### DIRECTIONS:
Output each line exactly as it appears, skipping any embedded picture.

Records

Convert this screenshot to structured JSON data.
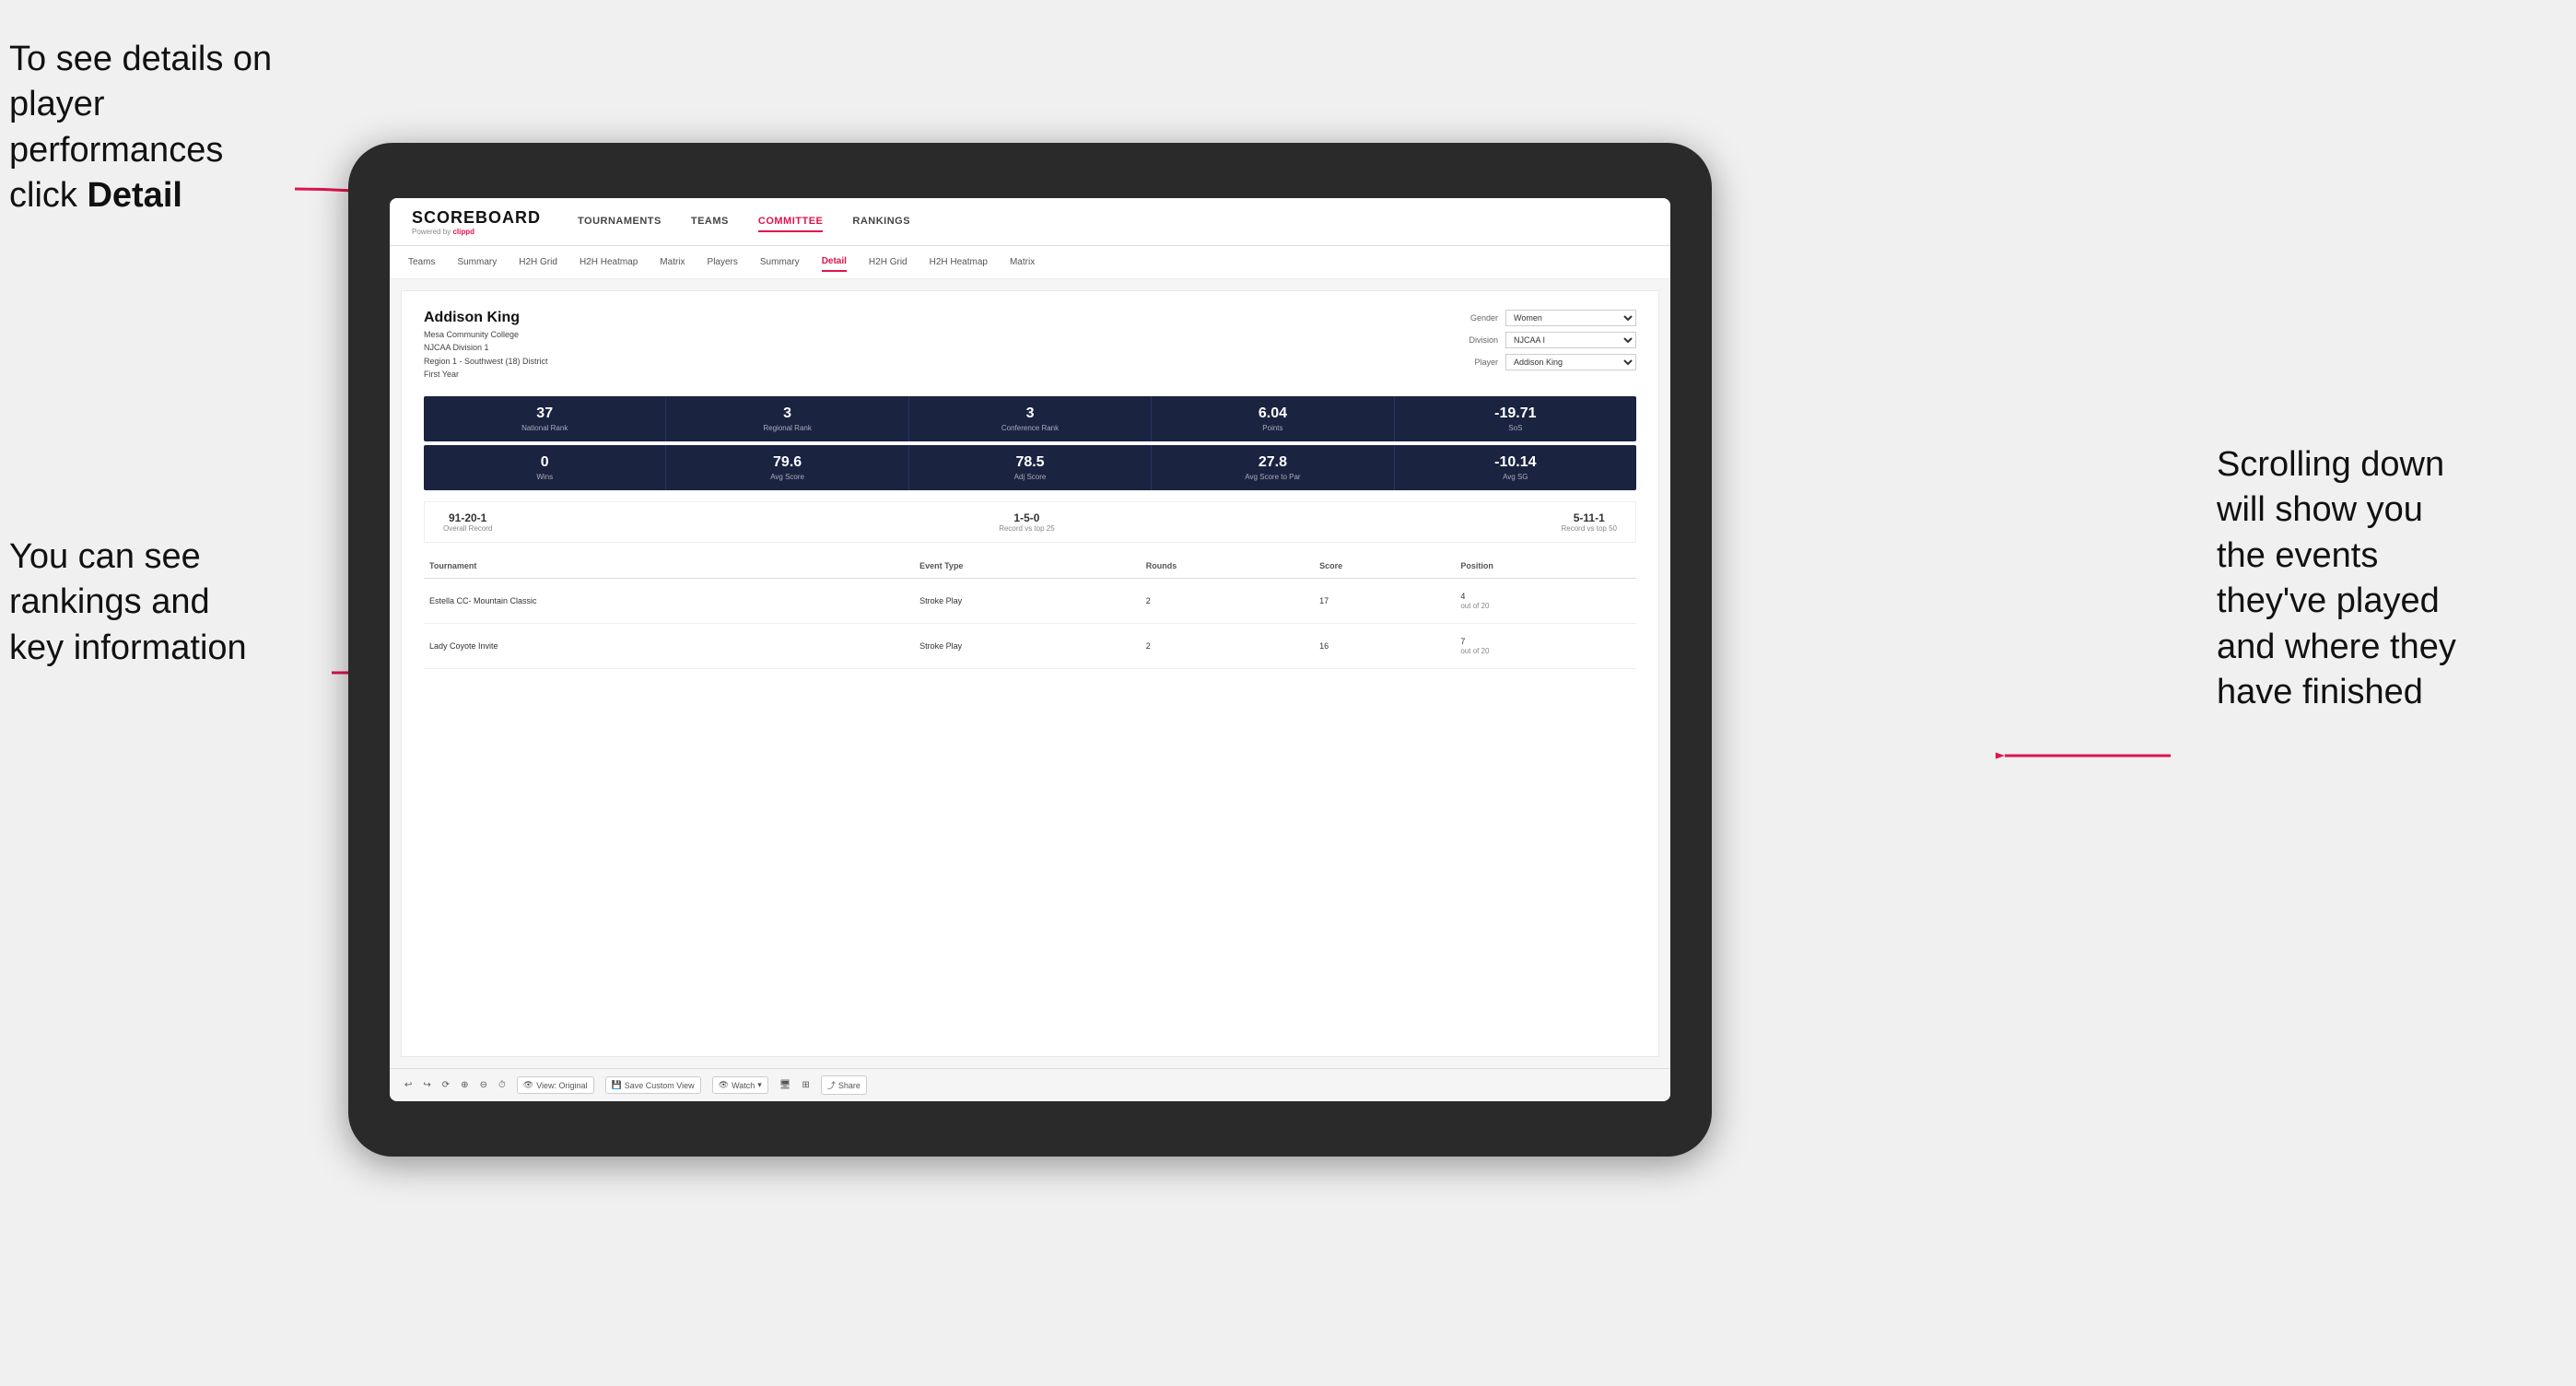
{
  "annotations": {
    "top_left": {
      "line1": "To see details on",
      "line2": "player performances",
      "line3_plain": "click ",
      "line3_bold": "Detail"
    },
    "bottom_left": {
      "line1": "You can see",
      "line2": "rankings and",
      "line3": "key information"
    },
    "right": {
      "line1": "Scrolling down",
      "line2": "will show you",
      "line3": "the events",
      "line4": "they've played",
      "line5": "and where they",
      "line6": "have finished"
    }
  },
  "nav": {
    "logo": "SCOREBOARD",
    "logo_sub": "Powered by ",
    "logo_brand": "clippd",
    "items": [
      {
        "label": "TOURNAMENTS"
      },
      {
        "label": "TEAMS"
      },
      {
        "label": "COMMITTEE"
      },
      {
        "label": "RANKINGS"
      }
    ]
  },
  "sub_nav": {
    "items": [
      {
        "label": "Teams"
      },
      {
        "label": "Summary"
      },
      {
        "label": "H2H Grid"
      },
      {
        "label": "H2H Heatmap"
      },
      {
        "label": "Matrix"
      },
      {
        "label": "Players"
      },
      {
        "label": "Summary"
      },
      {
        "label": "Detail"
      },
      {
        "label": "H2H Grid"
      },
      {
        "label": "H2H Heatmap"
      },
      {
        "label": "Matrix"
      }
    ],
    "active": "Detail"
  },
  "player": {
    "name": "Addison King",
    "college": "Mesa Community College",
    "division": "NJCAA Division 1",
    "region": "Region 1 - Southwest (18) District",
    "year": "First Year"
  },
  "controls": {
    "gender_label": "Gender",
    "gender_value": "Women",
    "division_label": "Division",
    "division_value": "NJCAA I",
    "player_label": "Player",
    "player_value": "Addison King"
  },
  "stats_row1": [
    {
      "value": "37",
      "label": "National Rank"
    },
    {
      "value": "3",
      "label": "Regional Rank"
    },
    {
      "value": "3",
      "label": "Conference Rank"
    },
    {
      "value": "6.04",
      "label": "Points"
    },
    {
      "value": "-19.71",
      "label": "SoS"
    }
  ],
  "stats_row2": [
    {
      "value": "0",
      "label": "Wins"
    },
    {
      "value": "79.6",
      "label": "Avg Score"
    },
    {
      "value": "78.5",
      "label": "Adj Score"
    },
    {
      "value": "27.8",
      "label": "Avg Score to Par"
    },
    {
      "value": "-10.14",
      "label": "Avg SG"
    }
  ],
  "records": [
    {
      "value": "91-20-1",
      "label": "Overall Record"
    },
    {
      "value": "1-5-0",
      "label": "Record vs top 25"
    },
    {
      "value": "5-11-1",
      "label": "Record vs top 50"
    }
  ],
  "table": {
    "headers": [
      "Tournament",
      "Event Type",
      "Rounds",
      "Score",
      "Position"
    ],
    "rows": [
      {
        "tournament": "Estella CC- Mountain Classic",
        "event_type": "Stroke Play",
        "rounds": "2",
        "score": "17",
        "position": "4\nout of 20"
      },
      {
        "tournament": "Lady Coyote Invite",
        "event_type": "Stroke Play",
        "rounds": "2",
        "score": "16",
        "position": "7\nout of 20"
      }
    ]
  },
  "toolbar": {
    "view_label": "View: Original",
    "save_label": "Save Custom View",
    "watch_label": "Watch",
    "share_label": "Share"
  }
}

### FULL OUTPUT:
Convert this screenshot to structured JSON data.
{
  "annotations": {
    "top_left": {
      "line1": "To see details on",
      "line2": "player performances",
      "line3_plain": "click ",
      "line3_bold": "Detail"
    },
    "bottom_left": {
      "line1": "You can see",
      "line2": "rankings and",
      "line3": "key information"
    },
    "right": {
      "line1": "Scrolling down",
      "line2": "will show you",
      "line3": "the events",
      "line4": "they've played",
      "line5": "and where they",
      "line6": "have finished"
    }
  },
  "nav": {
    "logo": "SCOREBOARD",
    "logo_sub": "Powered by ",
    "logo_brand": "clippd",
    "items": [
      {
        "label": "TOURNAMENTS"
      },
      {
        "label": "TEAMS"
      },
      {
        "label": "COMMITTEE"
      },
      {
        "label": "RANKINGS"
      }
    ]
  },
  "sub_nav": {
    "items": [
      {
        "label": "Teams"
      },
      {
        "label": "Summary"
      },
      {
        "label": "H2H Grid"
      },
      {
        "label": "H2H Heatmap"
      },
      {
        "label": "Matrix"
      },
      {
        "label": "Players"
      },
      {
        "label": "Summary"
      },
      {
        "label": "Detail"
      },
      {
        "label": "H2H Grid"
      },
      {
        "label": "H2H Heatmap"
      },
      {
        "label": "Matrix"
      }
    ],
    "active": "Detail"
  },
  "player": {
    "name": "Addison King",
    "college": "Mesa Community College",
    "division": "NJCAA Division 1",
    "region": "Region 1 - Southwest (18) District",
    "year": "First Year"
  },
  "controls": {
    "gender_label": "Gender",
    "gender_value": "Women",
    "division_label": "Division",
    "division_value": "NJCAA I",
    "player_label": "Player",
    "player_value": "Addison King"
  },
  "stats_row1": [
    {
      "value": "37",
      "label": "National Rank"
    },
    {
      "value": "3",
      "label": "Regional Rank"
    },
    {
      "value": "3",
      "label": "Conference Rank"
    },
    {
      "value": "6.04",
      "label": "Points"
    },
    {
      "value": "-19.71",
      "label": "SoS"
    }
  ],
  "stats_row2": [
    {
      "value": "0",
      "label": "Wins"
    },
    {
      "value": "79.6",
      "label": "Avg Score"
    },
    {
      "value": "78.5",
      "label": "Adj Score"
    },
    {
      "value": "27.8",
      "label": "Avg Score to Par"
    },
    {
      "value": "-10.14",
      "label": "Avg SG"
    }
  ],
  "records": [
    {
      "value": "91-20-1",
      "label": "Overall Record"
    },
    {
      "value": "1-5-0",
      "label": "Record vs top 25"
    },
    {
      "value": "5-11-1",
      "label": "Record vs top 50"
    }
  ],
  "table": {
    "headers": [
      "Tournament",
      "Event Type",
      "Rounds",
      "Score",
      "Position"
    ],
    "rows": [
      {
        "tournament": "Estella CC- Mountain Classic",
        "event_type": "Stroke Play",
        "rounds": "2",
        "score": "17",
        "position": "4\nout of 20"
      },
      {
        "tournament": "Lady Coyote Invite",
        "event_type": "Stroke Play",
        "rounds": "2",
        "score": "16",
        "position": "7\nout of 20"
      }
    ]
  },
  "toolbar": {
    "view_label": "View: Original",
    "save_label": "Save Custom View",
    "watch_label": "Watch",
    "share_label": "Share"
  }
}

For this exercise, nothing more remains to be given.